▶ RECORDS FOR THE TASK:

┄┄┄┄┄┄

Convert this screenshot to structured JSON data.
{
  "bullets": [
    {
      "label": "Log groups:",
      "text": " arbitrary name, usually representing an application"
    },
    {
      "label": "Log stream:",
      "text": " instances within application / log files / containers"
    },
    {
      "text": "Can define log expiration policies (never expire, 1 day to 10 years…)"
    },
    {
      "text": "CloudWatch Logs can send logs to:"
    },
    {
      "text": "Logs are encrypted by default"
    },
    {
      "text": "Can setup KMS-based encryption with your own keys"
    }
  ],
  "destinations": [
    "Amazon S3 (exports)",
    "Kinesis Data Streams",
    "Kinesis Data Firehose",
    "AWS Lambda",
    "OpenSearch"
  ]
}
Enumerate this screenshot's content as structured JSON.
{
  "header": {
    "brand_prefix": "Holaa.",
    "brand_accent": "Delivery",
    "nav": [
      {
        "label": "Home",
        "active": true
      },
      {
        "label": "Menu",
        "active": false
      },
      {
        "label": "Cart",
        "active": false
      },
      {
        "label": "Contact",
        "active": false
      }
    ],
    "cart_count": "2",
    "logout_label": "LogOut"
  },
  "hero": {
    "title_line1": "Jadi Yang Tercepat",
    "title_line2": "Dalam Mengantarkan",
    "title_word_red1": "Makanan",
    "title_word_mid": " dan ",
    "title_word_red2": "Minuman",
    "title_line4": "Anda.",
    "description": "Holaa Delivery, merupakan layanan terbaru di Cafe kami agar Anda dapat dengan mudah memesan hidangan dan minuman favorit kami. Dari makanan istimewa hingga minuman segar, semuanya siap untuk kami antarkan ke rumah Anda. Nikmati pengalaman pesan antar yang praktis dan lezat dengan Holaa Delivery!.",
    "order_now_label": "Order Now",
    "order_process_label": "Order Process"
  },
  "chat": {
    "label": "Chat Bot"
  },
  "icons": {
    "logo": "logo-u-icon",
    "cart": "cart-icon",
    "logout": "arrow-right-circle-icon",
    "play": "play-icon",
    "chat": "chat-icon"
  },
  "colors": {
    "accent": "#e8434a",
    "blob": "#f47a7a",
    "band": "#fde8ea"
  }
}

┄┄┄┄┄┄

▶ WHAT TO PRODUCE:
From the line holding "Enumerate this screenshot's" down to the final line above, quote every line exactly and only those lines.

▶ PROBLEM SOLUTION:
Enumerate this screenshot's content as structured JSON.
{
  "header": {
    "brand_prefix": "Holaa.",
    "brand_accent": "Delivery",
    "nav": [
      {
        "label": "Home",
        "active": true
      },
      {
        "label": "Menu",
        "active": false
      },
      {
        "label": "Cart",
        "active": false
      },
      {
        "label": "Contact",
        "active": false
      }
    ],
    "cart_count": "2",
    "logout_label": "LogOut"
  },
  "hero": {
    "title_line1": "Jadi Yang Tercepat",
    "title_line2": "Dalam Mengantarkan",
    "title_word_red1": "Makanan",
    "title_word_mid": " dan ",
    "title_word_red2": "Minuman",
    "title_line4": "Anda.",
    "description": "Holaa Delivery, merupakan layanan terbaru di Cafe kami agar Anda dapat dengan mudah memesan hidangan dan minuman favorit kami. Dari makanan istimewa hingga minuman segar, semuanya siap untuk kami antarkan ke rumah Anda. Nikmati pengalaman pesan antar yang praktis dan lezat dengan Holaa Delivery!.",
    "order_now_label": "Order Now",
    "order_process_label": "Order Process"
  },
  "chat": {
    "label": "Chat Bot"
  },
  "icons": {
    "logo": "logo-u-icon",
    "cart": "cart-icon",
    "logout": "arrow-right-circle-icon",
    "play": "play-icon",
    "chat": "chat-icon"
  },
  "colors": {
    "accent": "#e8434a",
    "blob": "#f47a7a",
    "band": "#fde8ea"
  }
}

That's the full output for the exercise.